• [WHAT THIS TASK INVOLVES]: Please revise the records below by changing every "property-example-values" to "property-values" and leaving everything else as it is.

• [SUPPLIED INFORMATION]:
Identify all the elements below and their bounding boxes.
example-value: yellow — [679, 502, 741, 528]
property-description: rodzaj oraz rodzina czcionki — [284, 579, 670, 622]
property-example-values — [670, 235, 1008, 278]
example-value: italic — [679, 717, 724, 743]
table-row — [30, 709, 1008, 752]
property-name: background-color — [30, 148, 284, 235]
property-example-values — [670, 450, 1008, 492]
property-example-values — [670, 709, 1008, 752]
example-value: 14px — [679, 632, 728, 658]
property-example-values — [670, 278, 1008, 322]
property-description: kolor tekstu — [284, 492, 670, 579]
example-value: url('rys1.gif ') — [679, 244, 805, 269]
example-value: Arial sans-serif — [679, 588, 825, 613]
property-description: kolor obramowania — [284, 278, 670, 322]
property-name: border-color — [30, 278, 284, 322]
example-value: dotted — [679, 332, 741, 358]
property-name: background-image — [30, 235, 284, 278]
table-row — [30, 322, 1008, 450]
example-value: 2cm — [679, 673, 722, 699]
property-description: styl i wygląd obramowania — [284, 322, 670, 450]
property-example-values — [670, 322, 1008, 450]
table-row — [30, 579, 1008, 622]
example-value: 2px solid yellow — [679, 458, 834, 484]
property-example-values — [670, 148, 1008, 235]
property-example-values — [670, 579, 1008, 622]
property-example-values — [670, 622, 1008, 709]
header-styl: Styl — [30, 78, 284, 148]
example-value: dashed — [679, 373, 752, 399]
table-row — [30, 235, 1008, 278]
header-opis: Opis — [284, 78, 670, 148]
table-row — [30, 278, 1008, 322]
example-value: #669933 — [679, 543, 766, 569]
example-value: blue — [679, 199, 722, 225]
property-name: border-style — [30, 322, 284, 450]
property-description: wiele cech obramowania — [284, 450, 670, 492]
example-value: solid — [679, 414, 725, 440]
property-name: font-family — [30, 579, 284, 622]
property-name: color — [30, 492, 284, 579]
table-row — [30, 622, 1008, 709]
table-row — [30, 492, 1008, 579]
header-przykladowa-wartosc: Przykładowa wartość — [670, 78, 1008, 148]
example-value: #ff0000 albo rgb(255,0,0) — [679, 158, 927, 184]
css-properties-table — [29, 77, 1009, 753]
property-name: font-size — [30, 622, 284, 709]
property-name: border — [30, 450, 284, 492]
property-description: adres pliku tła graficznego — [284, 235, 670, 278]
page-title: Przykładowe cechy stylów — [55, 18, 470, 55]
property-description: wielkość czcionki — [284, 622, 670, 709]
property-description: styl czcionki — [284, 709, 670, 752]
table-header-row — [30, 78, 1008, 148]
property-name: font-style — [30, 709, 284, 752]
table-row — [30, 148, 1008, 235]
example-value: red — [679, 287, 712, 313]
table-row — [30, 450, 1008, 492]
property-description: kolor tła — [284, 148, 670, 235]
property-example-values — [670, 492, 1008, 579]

• [IN RESPONSE]:
Identify all the elements below and their bounding boxes.
example-value: yellow — [679, 502, 741, 528]
property-description: rodzaj oraz rodzina czcionki — [284, 579, 670, 622]
property-values — [670, 235, 1008, 278]
example-value: italic — [679, 717, 724, 743]
table-row — [30, 709, 1008, 752]
property-name: background-color — [30, 148, 284, 235]
property-values — [670, 450, 1008, 492]
property-values — [670, 709, 1008, 752]
example-value: 14px — [679, 632, 728, 658]
property-values — [670, 278, 1008, 322]
property-description: kolor tekstu — [284, 492, 670, 579]
example-value: url('rys1.gif ') — [679, 244, 805, 269]
example-value: Arial sans-serif — [679, 588, 825, 613]
property-description: kolor obramowania — [284, 278, 670, 322]
property-name: border-color — [30, 278, 284, 322]
example-value: dotted — [679, 332, 741, 358]
property-name: background-image — [30, 235, 284, 278]
table-row — [30, 322, 1008, 450]
example-value: 2cm — [679, 673, 722, 699]
property-description: styl i wygląd obramowania — [284, 322, 670, 450]
property-values — [670, 322, 1008, 450]
table-row — [30, 579, 1008, 622]
example-value: 2px solid yellow — [679, 458, 834, 484]
property-values — [670, 148, 1008, 235]
property-values — [670, 579, 1008, 622]
property-values — [670, 622, 1008, 709]
header-styl: Styl — [30, 78, 284, 148]
example-value: dashed — [679, 373, 752, 399]
table-row — [30, 235, 1008, 278]
header-opis: Opis — [284, 78, 670, 148]
table-row — [30, 278, 1008, 322]
example-value: #669933 — [679, 543, 766, 569]
example-value: blue — [679, 199, 722, 225]
property-name: border-style — [30, 322, 284, 450]
property-description: wiele cech obramowania — [284, 450, 670, 492]
example-value: solid — [679, 414, 725, 440]
property-name: font-family — [30, 579, 284, 622]
property-name: color — [30, 492, 284, 579]
table-row — [30, 622, 1008, 709]
table-row — [30, 492, 1008, 579]
header-przykladowa-wartosc: Przykładowa wartość — [670, 78, 1008, 148]
example-value: #ff0000 albo rgb(255,0,0) — [679, 158, 927, 184]
css-properties-table — [29, 77, 1009, 753]
property-name: font-size — [30, 622, 284, 709]
property-name: border — [30, 450, 284, 492]
property-description: adres pliku tła graficznego — [284, 235, 670, 278]
page-title: Przykładowe cechy stylów — [55, 18, 470, 55]
property-description: wielkość czcionki — [284, 622, 670, 709]
property-description: styl czcionki — [284, 709, 670, 752]
table-header-row — [30, 78, 1008, 148]
property-name: font-style — [30, 709, 284, 752]
table-row — [30, 148, 1008, 235]
example-value: red — [679, 287, 712, 313]
table-row — [30, 450, 1008, 492]
property-description: kolor tła — [284, 148, 670, 235]
property-values — [670, 492, 1008, 579]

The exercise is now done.